- **Provided data**:
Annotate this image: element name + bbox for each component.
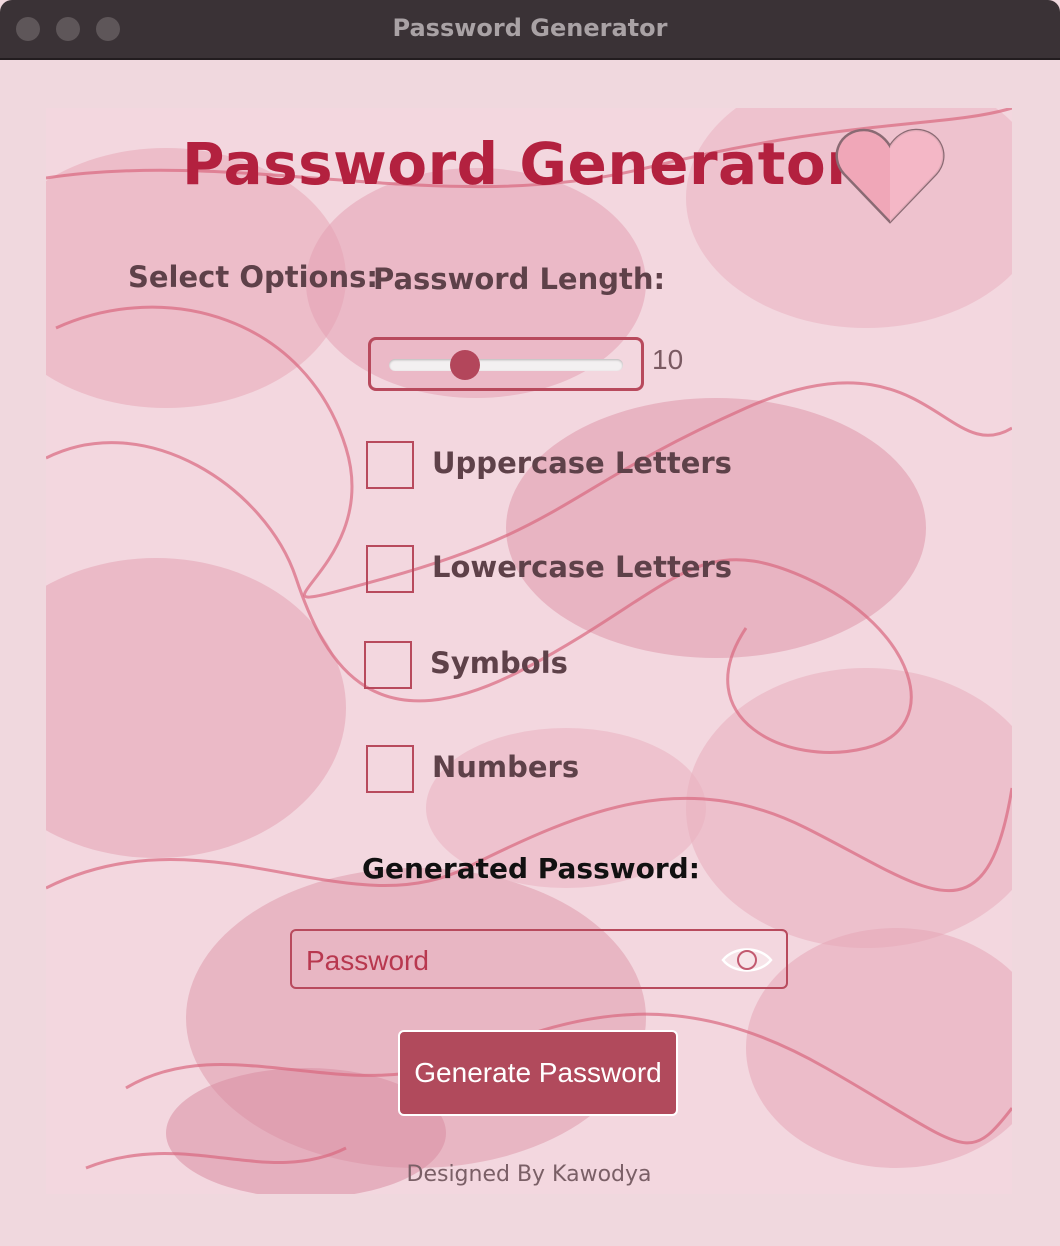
- eye-icon[interactable]: [720, 942, 774, 978]
- numbers-label: Numbers: [432, 750, 580, 784]
- symbols-label: Symbols: [430, 646, 568, 680]
- app-panel: Password Generator Select Options: Passw…: [46, 108, 1012, 1194]
- uppercase-checkbox[interactable]: [366, 441, 414, 489]
- app-title: Password Generator: [182, 130, 856, 198]
- password-field: [290, 929, 788, 989]
- numbers-checkbox[interactable]: [366, 745, 414, 793]
- window-title: Password Generator: [392, 14, 668, 42]
- lowercase-checkbox[interactable]: [366, 545, 414, 593]
- lowercase-label: Lowercase Letters: [432, 550, 733, 584]
- window-titlebar: Password Generator: [0, 0, 1060, 60]
- select-options-label: Select Options:: [128, 260, 378, 294]
- password-input[interactable]: [304, 941, 708, 981]
- heart-icon: [834, 124, 946, 232]
- generate-password-button[interactable]: Generate Password: [398, 1030, 678, 1116]
- footer-credit: Designed By Kawodya: [406, 1162, 652, 1187]
- symbols-checkbox[interactable]: [364, 641, 412, 689]
- slider-thumb[interactable]: [450, 350, 481, 380]
- uppercase-label: Uppercase Letters: [432, 446, 732, 480]
- generated-password-label: Generated Password:: [362, 852, 700, 885]
- password-length-slider[interactable]: [368, 337, 644, 391]
- slider-track[interactable]: [389, 359, 623, 371]
- slider-value: 10: [652, 344, 684, 375]
- password-length-label: Password Length:: [373, 262, 666, 296]
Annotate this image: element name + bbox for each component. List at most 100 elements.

- **What you are asked to do**: Copy the records above exactly as they are, line for line, but leave out the picture.

- **The reply**:
Annotate this image: element name + bbox for each component.
- eye-icon[interactable]: [720, 942, 774, 978]
- numbers-label: Numbers: [432, 750, 580, 784]
- symbols-label: Symbols: [430, 646, 568, 680]
- app-panel: Password Generator Select Options: Passw…: [46, 108, 1012, 1194]
- uppercase-checkbox[interactable]: [366, 441, 414, 489]
- app-title: Password Generator: [182, 130, 856, 198]
- password-field: [290, 929, 788, 989]
- numbers-checkbox[interactable]: [366, 745, 414, 793]
- window-title: Password Generator: [392, 14, 668, 42]
- lowercase-checkbox[interactable]: [366, 545, 414, 593]
- lowercase-label: Lowercase Letters: [432, 550, 733, 584]
- window-titlebar: Password Generator: [0, 0, 1060, 60]
- select-options-label: Select Options:: [128, 260, 378, 294]
- password-input[interactable]: [304, 941, 708, 981]
- heart-icon: [834, 124, 946, 232]
- generate-password-button[interactable]: Generate Password: [398, 1030, 678, 1116]
- footer-credit: Designed By Kawodya: [406, 1162, 652, 1187]
- symbols-checkbox[interactable]: [364, 641, 412, 689]
- slider-thumb[interactable]: [450, 350, 481, 380]
- uppercase-label: Uppercase Letters: [432, 446, 732, 480]
- generated-password-label: Generated Password:: [362, 852, 700, 885]
- password-length-slider[interactable]: [368, 337, 644, 391]
- slider-track[interactable]: [389, 359, 623, 371]
- slider-value: 10: [652, 344, 684, 375]
- password-length-label: Password Length:: [373, 262, 666, 296]
Annotate this image: element name + bbox for each component. List at most 100 elements.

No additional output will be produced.